Stored items from a collection
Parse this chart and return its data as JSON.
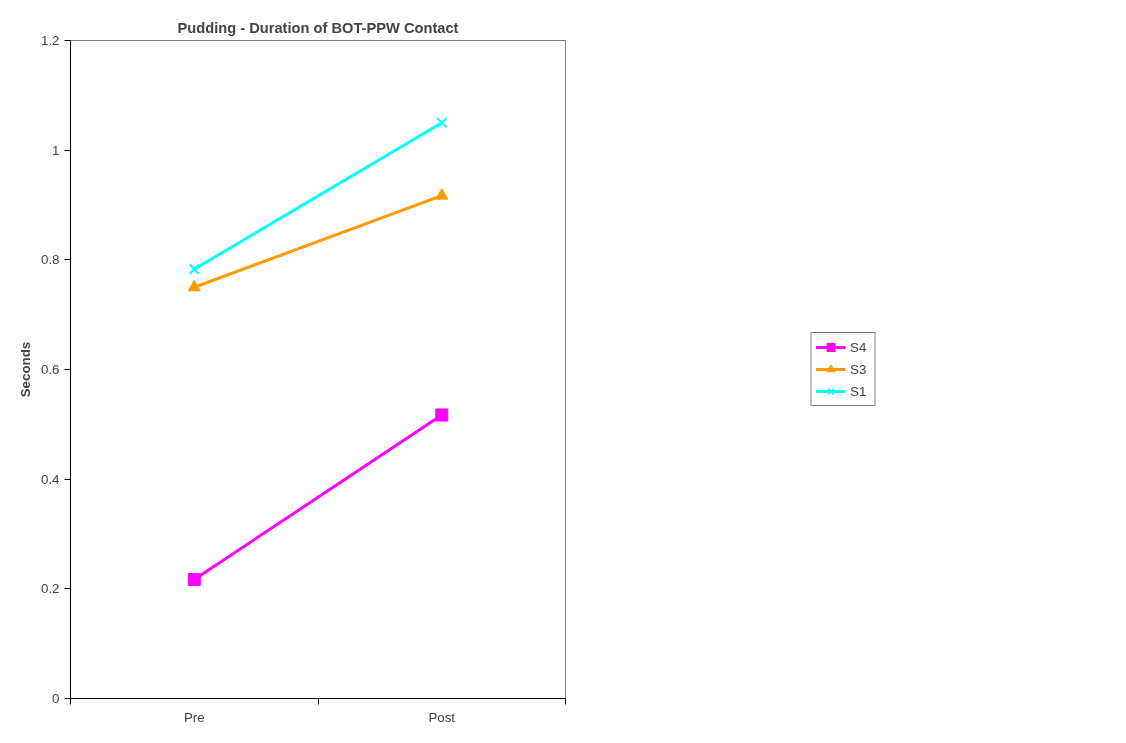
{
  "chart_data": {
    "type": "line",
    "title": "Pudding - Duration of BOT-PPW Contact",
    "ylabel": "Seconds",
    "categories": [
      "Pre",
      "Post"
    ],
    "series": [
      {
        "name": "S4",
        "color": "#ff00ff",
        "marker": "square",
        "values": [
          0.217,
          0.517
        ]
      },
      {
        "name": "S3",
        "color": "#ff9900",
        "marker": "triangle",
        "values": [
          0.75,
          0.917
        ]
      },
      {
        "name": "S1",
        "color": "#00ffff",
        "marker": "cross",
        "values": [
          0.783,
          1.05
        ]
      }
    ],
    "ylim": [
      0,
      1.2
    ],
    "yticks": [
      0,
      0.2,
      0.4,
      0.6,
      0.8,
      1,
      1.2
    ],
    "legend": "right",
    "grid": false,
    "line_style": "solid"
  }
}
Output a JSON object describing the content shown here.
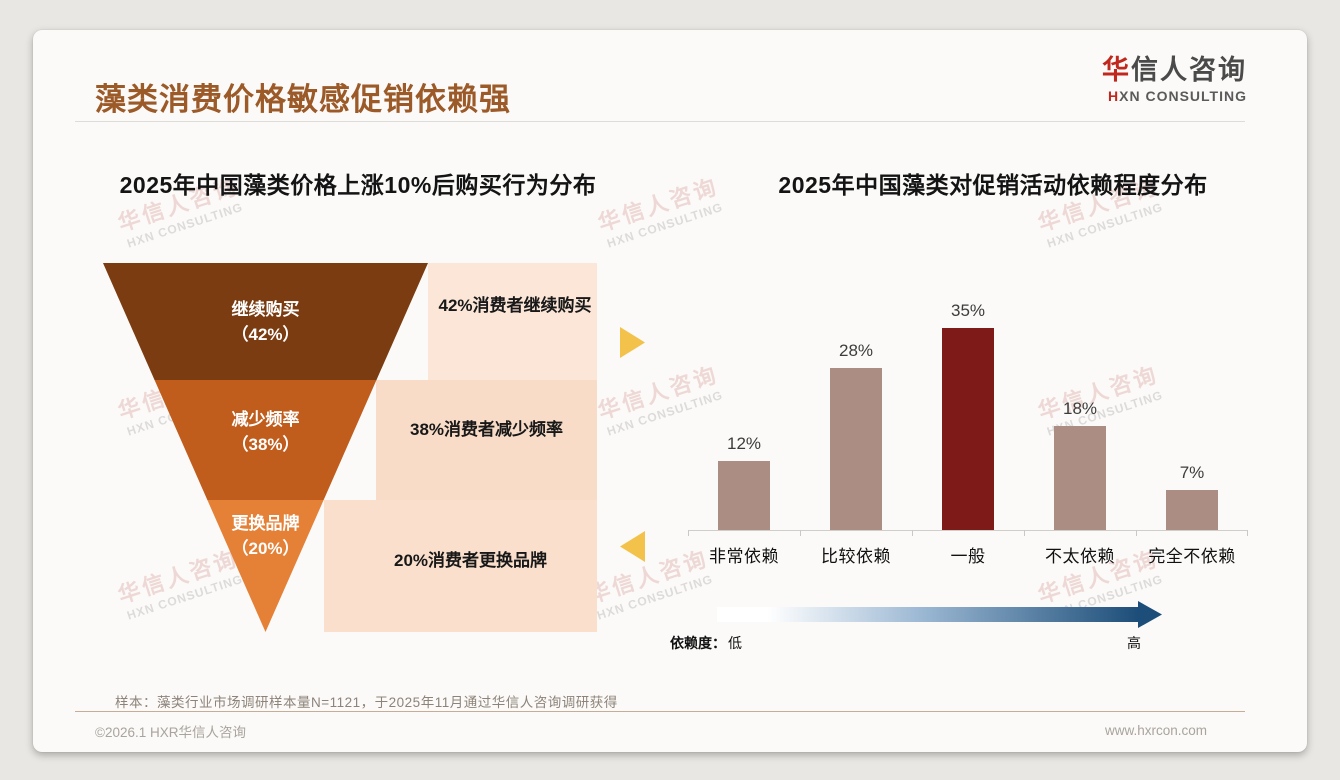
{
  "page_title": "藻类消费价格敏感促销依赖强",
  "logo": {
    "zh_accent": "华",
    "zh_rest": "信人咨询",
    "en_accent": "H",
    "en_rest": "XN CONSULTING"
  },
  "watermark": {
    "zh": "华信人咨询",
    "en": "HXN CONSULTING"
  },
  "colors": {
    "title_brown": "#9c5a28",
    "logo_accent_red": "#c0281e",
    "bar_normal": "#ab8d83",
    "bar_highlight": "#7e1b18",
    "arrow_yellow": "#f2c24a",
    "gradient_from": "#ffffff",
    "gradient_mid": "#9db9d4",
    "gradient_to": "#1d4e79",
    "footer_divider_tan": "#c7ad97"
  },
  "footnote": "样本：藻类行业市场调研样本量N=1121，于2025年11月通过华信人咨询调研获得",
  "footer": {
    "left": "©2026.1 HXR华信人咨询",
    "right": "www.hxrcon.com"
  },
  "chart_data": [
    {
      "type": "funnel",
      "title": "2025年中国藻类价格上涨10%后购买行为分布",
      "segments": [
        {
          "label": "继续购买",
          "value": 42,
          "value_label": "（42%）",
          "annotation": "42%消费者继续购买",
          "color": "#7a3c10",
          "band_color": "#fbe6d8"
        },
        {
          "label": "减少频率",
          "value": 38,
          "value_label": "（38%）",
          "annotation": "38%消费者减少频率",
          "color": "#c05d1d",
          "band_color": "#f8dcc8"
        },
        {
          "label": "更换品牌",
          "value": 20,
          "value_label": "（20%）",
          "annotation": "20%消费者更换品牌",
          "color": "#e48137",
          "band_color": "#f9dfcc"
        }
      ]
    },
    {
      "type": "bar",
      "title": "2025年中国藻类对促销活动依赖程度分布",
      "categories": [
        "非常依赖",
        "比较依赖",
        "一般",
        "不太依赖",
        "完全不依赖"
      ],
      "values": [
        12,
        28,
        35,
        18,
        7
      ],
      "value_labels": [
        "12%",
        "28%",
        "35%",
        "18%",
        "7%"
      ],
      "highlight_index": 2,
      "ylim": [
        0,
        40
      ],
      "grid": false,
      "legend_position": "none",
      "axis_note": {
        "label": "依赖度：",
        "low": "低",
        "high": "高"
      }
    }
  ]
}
==
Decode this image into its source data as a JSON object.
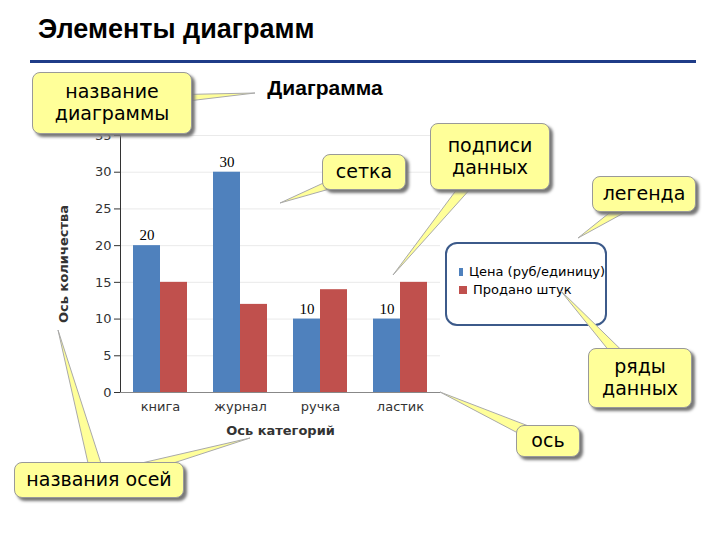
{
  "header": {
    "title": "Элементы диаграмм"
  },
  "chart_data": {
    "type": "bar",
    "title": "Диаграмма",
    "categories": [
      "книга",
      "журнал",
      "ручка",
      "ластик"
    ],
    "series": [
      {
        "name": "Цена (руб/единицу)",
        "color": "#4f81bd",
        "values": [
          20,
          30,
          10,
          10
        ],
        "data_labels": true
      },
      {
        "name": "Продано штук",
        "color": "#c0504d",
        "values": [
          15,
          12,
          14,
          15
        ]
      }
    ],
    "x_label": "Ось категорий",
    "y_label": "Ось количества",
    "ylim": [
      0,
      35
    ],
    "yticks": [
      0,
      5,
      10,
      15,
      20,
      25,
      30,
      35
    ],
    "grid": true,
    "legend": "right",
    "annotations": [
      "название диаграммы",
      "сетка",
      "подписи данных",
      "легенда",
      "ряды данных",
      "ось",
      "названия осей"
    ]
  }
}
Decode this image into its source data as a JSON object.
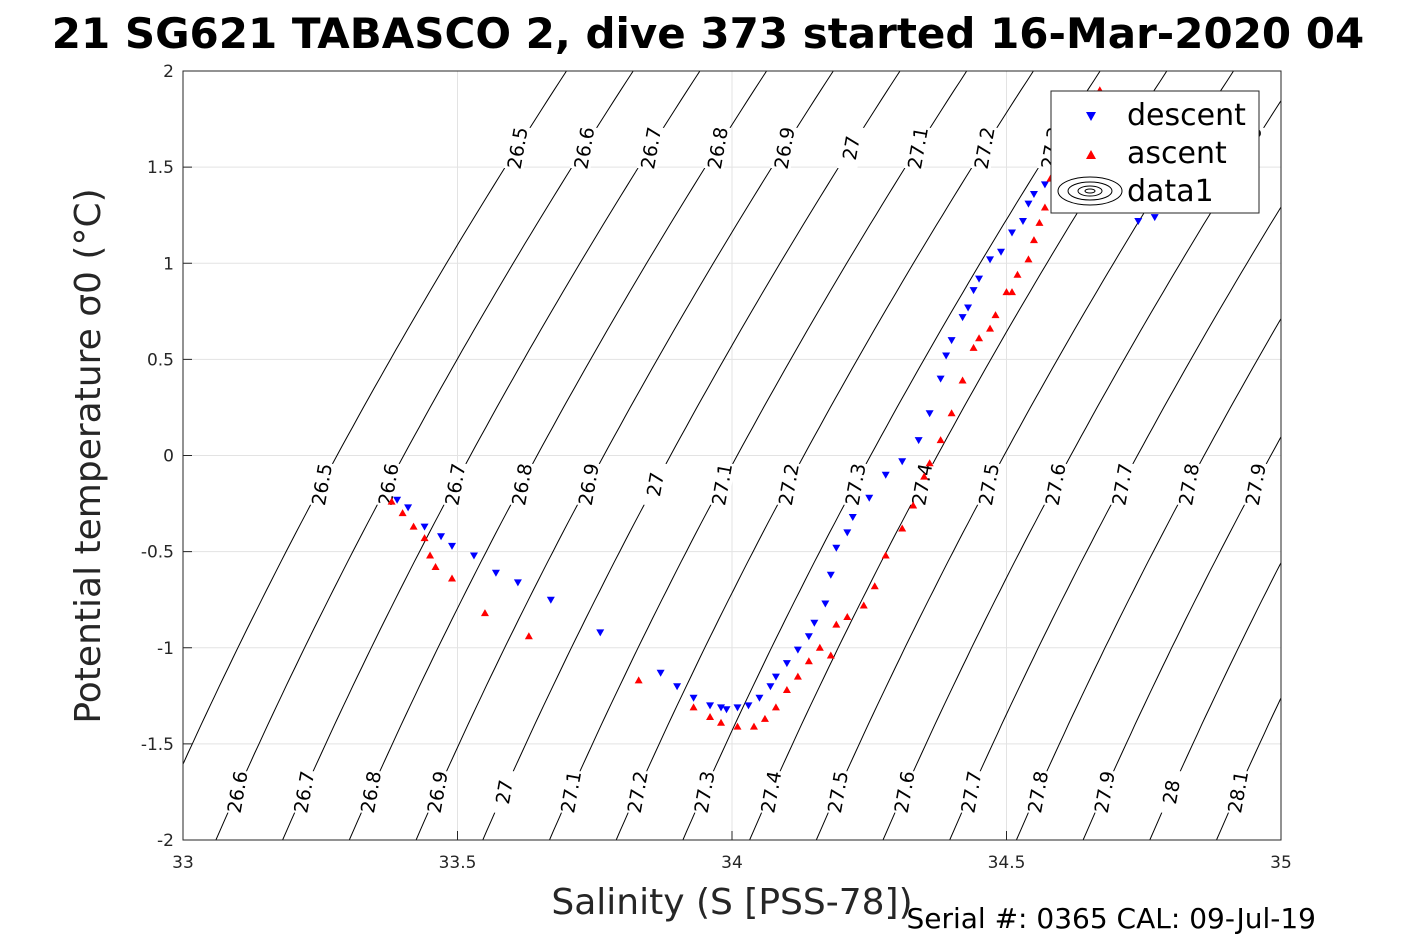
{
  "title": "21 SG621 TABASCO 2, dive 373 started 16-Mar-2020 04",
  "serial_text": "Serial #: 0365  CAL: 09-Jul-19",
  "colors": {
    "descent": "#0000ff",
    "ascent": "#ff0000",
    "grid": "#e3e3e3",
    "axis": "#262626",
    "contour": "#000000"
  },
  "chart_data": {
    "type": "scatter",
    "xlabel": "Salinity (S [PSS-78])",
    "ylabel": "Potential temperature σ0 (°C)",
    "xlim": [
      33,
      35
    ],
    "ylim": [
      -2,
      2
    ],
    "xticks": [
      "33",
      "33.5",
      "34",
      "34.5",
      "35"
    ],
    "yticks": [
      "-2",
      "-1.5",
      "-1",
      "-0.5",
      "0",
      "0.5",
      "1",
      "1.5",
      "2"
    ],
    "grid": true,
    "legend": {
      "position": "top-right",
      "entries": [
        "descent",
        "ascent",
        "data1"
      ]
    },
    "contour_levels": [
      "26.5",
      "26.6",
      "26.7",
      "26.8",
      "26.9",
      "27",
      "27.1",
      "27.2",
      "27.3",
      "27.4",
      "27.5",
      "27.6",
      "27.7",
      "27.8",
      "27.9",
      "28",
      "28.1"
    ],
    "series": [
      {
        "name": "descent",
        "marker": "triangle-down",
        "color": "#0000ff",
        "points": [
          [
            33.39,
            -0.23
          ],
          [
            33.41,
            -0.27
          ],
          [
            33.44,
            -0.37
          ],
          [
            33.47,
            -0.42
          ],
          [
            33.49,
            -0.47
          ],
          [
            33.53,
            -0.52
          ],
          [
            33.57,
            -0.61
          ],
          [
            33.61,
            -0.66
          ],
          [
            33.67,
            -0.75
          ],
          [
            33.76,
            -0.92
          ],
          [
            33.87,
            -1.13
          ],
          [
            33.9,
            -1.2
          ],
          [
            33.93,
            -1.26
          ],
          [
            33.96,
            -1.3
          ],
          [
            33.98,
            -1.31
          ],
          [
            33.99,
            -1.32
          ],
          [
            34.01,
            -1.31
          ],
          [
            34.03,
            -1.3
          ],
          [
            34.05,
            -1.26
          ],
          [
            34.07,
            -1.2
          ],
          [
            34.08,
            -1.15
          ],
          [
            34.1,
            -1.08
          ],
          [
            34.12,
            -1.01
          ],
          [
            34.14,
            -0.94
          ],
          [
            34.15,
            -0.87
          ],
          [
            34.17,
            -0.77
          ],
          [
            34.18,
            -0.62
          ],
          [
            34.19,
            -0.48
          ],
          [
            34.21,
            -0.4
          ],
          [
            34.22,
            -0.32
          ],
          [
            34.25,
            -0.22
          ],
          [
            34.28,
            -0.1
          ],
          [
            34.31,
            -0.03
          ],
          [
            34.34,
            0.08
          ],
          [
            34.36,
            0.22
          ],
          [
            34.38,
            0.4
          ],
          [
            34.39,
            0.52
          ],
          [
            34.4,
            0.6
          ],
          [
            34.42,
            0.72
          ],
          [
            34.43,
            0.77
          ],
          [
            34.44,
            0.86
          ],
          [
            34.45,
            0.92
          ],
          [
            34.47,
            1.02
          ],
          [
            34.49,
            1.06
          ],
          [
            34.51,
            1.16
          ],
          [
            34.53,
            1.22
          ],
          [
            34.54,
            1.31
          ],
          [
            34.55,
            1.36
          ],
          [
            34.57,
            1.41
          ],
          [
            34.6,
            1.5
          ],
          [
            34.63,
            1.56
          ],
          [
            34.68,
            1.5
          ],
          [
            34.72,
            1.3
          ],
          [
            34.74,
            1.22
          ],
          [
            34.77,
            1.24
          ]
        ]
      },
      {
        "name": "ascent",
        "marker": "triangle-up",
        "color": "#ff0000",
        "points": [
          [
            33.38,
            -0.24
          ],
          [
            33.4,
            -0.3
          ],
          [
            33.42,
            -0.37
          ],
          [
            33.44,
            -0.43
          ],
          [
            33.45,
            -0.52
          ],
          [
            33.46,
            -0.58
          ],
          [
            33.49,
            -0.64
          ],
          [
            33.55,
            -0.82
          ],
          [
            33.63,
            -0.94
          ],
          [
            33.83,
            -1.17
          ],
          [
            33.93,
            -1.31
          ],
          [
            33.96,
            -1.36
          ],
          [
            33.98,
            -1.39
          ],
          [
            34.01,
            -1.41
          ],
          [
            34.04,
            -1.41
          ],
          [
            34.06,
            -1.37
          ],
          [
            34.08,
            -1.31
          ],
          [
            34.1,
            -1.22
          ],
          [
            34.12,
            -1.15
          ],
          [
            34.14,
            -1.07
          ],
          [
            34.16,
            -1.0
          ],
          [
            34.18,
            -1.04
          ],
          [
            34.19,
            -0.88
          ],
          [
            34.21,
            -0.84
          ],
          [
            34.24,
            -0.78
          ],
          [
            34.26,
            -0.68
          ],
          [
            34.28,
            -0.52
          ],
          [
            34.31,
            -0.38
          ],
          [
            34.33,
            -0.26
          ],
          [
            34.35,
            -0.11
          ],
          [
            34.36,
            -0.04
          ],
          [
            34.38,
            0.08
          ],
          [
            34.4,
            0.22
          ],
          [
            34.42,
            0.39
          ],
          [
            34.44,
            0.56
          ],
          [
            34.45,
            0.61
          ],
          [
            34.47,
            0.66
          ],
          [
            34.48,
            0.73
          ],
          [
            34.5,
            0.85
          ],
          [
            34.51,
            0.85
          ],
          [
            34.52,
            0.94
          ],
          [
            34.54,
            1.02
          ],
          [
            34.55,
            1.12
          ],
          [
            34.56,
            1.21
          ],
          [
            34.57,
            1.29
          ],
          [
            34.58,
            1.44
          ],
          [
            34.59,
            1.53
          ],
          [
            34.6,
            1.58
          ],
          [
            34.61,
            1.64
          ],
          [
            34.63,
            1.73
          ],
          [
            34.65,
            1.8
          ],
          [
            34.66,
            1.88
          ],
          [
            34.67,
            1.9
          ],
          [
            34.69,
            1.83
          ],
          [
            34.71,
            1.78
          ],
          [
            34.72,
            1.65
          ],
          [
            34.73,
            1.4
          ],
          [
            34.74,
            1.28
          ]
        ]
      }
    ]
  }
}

## SET PROBLEM
In the entries above, count each line with "ylabel"; reply with the total only.

## ANSWER
2